Entries supplied:
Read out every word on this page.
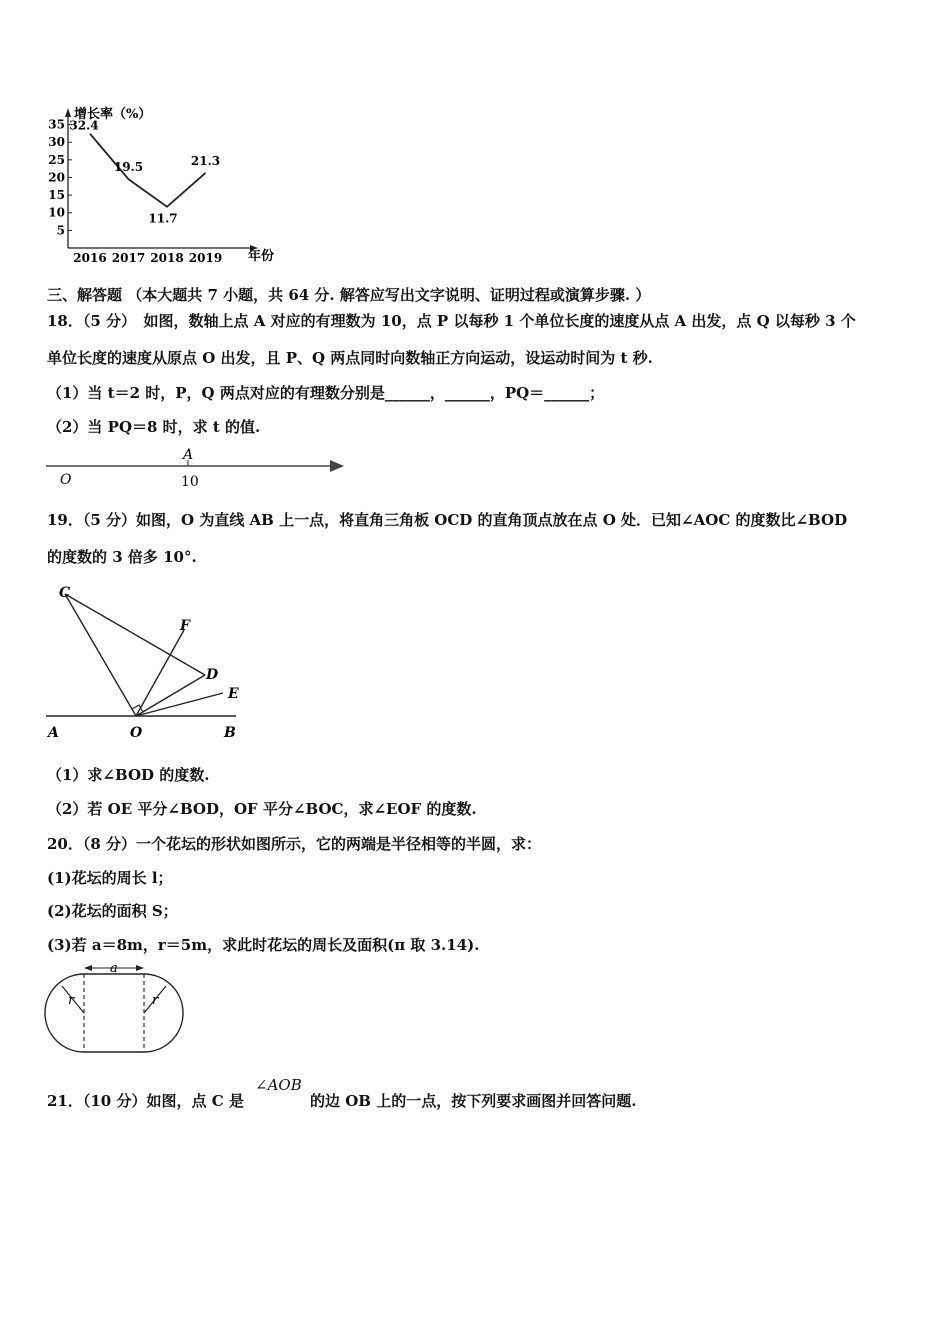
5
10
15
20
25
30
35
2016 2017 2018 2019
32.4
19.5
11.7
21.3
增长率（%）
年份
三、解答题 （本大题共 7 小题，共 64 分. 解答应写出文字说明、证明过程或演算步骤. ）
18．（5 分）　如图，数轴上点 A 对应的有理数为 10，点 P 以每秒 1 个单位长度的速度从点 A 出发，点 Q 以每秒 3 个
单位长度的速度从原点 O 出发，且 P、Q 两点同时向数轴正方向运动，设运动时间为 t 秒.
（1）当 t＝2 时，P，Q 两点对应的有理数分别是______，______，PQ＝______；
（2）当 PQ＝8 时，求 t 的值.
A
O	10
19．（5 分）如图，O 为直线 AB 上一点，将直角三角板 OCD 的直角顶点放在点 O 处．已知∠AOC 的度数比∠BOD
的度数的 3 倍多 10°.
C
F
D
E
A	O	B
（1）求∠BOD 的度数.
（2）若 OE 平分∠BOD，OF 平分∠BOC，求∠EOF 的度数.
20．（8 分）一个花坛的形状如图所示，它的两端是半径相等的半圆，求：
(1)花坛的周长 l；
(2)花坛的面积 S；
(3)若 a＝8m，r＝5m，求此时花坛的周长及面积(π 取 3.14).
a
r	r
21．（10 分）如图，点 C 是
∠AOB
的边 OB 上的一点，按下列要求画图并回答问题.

Stated exercise: Exclude the pictures and transcribe all of the entries exactly.

Final answer:
Read out every word on this page.
5
10
15
20
25
30
35
2016 2017 2018 2019
32.4
19.5
11.7
21.3
增长率（%）
年份
三、解答题 （本大题共 7 小题，共 64 分. 解答应写出文字说明、证明过程或演算步骤. ）
18．（5 分）　如图，数轴上点 A 对应的有理数为 10，点 P 以每秒 1 个单位长度的速度从点 A 出发，点 Q 以每秒 3 个
单位长度的速度从原点 O 出发，且 P、Q 两点同时向数轴正方向运动，设运动时间为 t 秒.
（1）当 t＝2 时，P，Q 两点对应的有理数分别是______，______，PQ＝______；
（2）当 PQ＝8 时，求 t 的值.
A
O	10
19．（5 分）如图，O 为直线 AB 上一点，将直角三角板 OCD 的直角顶点放在点 O 处．已知∠AOC 的度数比∠BOD
的度数的 3 倍多 10°.
C
F
D
E
A	O	B
（1）求∠BOD 的度数.
（2）若 OE 平分∠BOD，OF 平分∠BOC，求∠EOF 的度数.
20．（8 分）一个花坛的形状如图所示，它的两端是半径相等的半圆，求：
(1)花坛的周长 l；
(2)花坛的面积 S；
(3)若 a＝8m，r＝5m，求此时花坛的周长及面积(π 取 3.14).
a
r	r
21．（10 分）如图，点 C 是
∠AOB
的边 OB 上的一点，按下列要求画图并回答问题.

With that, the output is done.